═══ Data extract
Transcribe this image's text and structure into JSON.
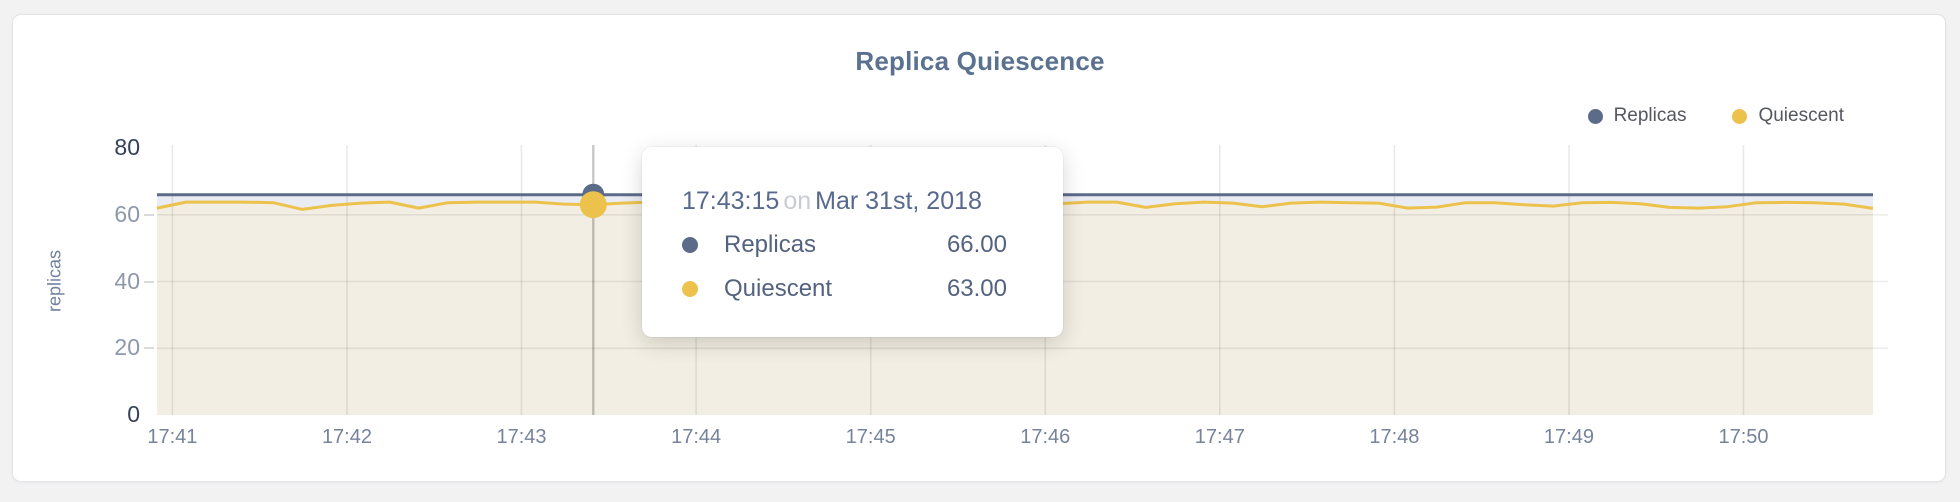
{
  "page": {
    "background": "#f2f2f3",
    "card_background": "#ffffff"
  },
  "chart_data": {
    "type": "area",
    "title": "Replica Quiescence",
    "title_color": "#5b7190",
    "ylabel": "replicas",
    "xlabel": "",
    "ylim": [
      0,
      80
    ],
    "grid": true,
    "legend_position": "top-right",
    "y_tick_labels": [
      "0",
      "20",
      "40",
      "60",
      "80"
    ],
    "x_tick_labels": [
      "17:41",
      "17:42",
      "17:43",
      "17:44",
      "17:45",
      "17:46",
      "17:47",
      "17:48",
      "17:49",
      "17:50"
    ],
    "series": [
      {
        "name": "Replicas",
        "color": "#5c6b89",
        "fill": "#e9ecf2",
        "values": [
          66,
          66,
          66,
          66,
          66,
          66,
          66,
          66,
          66,
          66,
          66,
          66,
          66,
          66,
          66,
          66,
          66,
          66,
          66,
          66,
          66,
          66,
          66,
          66,
          66,
          66,
          66,
          66,
          66,
          66,
          66,
          66,
          66,
          66,
          66,
          66,
          66,
          66,
          66,
          66,
          66,
          66,
          66,
          66,
          66,
          66,
          66,
          66,
          66,
          66,
          66,
          66,
          66,
          66,
          66,
          66,
          66,
          66,
          66,
          66
        ]
      },
      {
        "name": "Quiescent",
        "color": "#ecc24d",
        "fill": "#f2eee3",
        "values": [
          62.0,
          63.8,
          63.8,
          63.8,
          63.6,
          61.6,
          62.8,
          63.5,
          63.8,
          62.0,
          63.6,
          63.8,
          63.8,
          63.8,
          63.2,
          63.0,
          63.5,
          63.8,
          62.5,
          63.5,
          63.8,
          63.2,
          62.2,
          63.5,
          63.8,
          63.8,
          62.5,
          63.2,
          63.8,
          63.5,
          62.3,
          63.3,
          63.8,
          63.8,
          62.2,
          63.3,
          63.8,
          63.5,
          62.4,
          63.5,
          63.8,
          63.6,
          63.5,
          62.0,
          62.3,
          63.6,
          63.6,
          63.0,
          62.6,
          63.6,
          63.7,
          63.3,
          62.2,
          62.0,
          62.4,
          63.6,
          63.7,
          63.6,
          63.2,
          61.9
        ]
      }
    ]
  },
  "hover": {
    "point_index": 15,
    "time": "17:43:15",
    "conjunction": "on",
    "date": "Mar 31st, 2018",
    "rows": [
      {
        "name": "Replicas",
        "value": "66.00"
      },
      {
        "name": "Quiescent",
        "value": "63.00"
      }
    ]
  }
}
══════
Quote the data above in full, leaving out the pictures it holds.

• **In response**:
Transcribe this image's text and structure into JSON.
{
  "page": {
    "background": "#f2f2f3",
    "card_background": "#ffffff"
  },
  "chart_data": {
    "type": "area",
    "title": "Replica Quiescence",
    "title_color": "#5b7190",
    "ylabel": "replicas",
    "xlabel": "",
    "ylim": [
      0,
      80
    ],
    "grid": true,
    "legend_position": "top-right",
    "y_tick_labels": [
      "0",
      "20",
      "40",
      "60",
      "80"
    ],
    "x_tick_labels": [
      "17:41",
      "17:42",
      "17:43",
      "17:44",
      "17:45",
      "17:46",
      "17:47",
      "17:48",
      "17:49",
      "17:50"
    ],
    "series": [
      {
        "name": "Replicas",
        "color": "#5c6b89",
        "fill": "#e9ecf2",
        "values": [
          66,
          66,
          66,
          66,
          66,
          66,
          66,
          66,
          66,
          66,
          66,
          66,
          66,
          66,
          66,
          66,
          66,
          66,
          66,
          66,
          66,
          66,
          66,
          66,
          66,
          66,
          66,
          66,
          66,
          66,
          66,
          66,
          66,
          66,
          66,
          66,
          66,
          66,
          66,
          66,
          66,
          66,
          66,
          66,
          66,
          66,
          66,
          66,
          66,
          66,
          66,
          66,
          66,
          66,
          66,
          66,
          66,
          66,
          66,
          66
        ]
      },
      {
        "name": "Quiescent",
        "color": "#ecc24d",
        "fill": "#f2eee3",
        "values": [
          62.0,
          63.8,
          63.8,
          63.8,
          63.6,
          61.6,
          62.8,
          63.5,
          63.8,
          62.0,
          63.6,
          63.8,
          63.8,
          63.8,
          63.2,
          63.0,
          63.5,
          63.8,
          62.5,
          63.5,
          63.8,
          63.2,
          62.2,
          63.5,
          63.8,
          63.8,
          62.5,
          63.2,
          63.8,
          63.5,
          62.3,
          63.3,
          63.8,
          63.8,
          62.2,
          63.3,
          63.8,
          63.5,
          62.4,
          63.5,
          63.8,
          63.6,
          63.5,
          62.0,
          62.3,
          63.6,
          63.6,
          63.0,
          62.6,
          63.6,
          63.7,
          63.3,
          62.2,
          62.0,
          62.4,
          63.6,
          63.7,
          63.6,
          63.2,
          61.9
        ]
      }
    ]
  },
  "hover": {
    "point_index": 15,
    "time": "17:43:15",
    "conjunction": "on",
    "date": "Mar 31st, 2018",
    "rows": [
      {
        "name": "Replicas",
        "value": "66.00"
      },
      {
        "name": "Quiescent",
        "value": "63.00"
      }
    ]
  }
}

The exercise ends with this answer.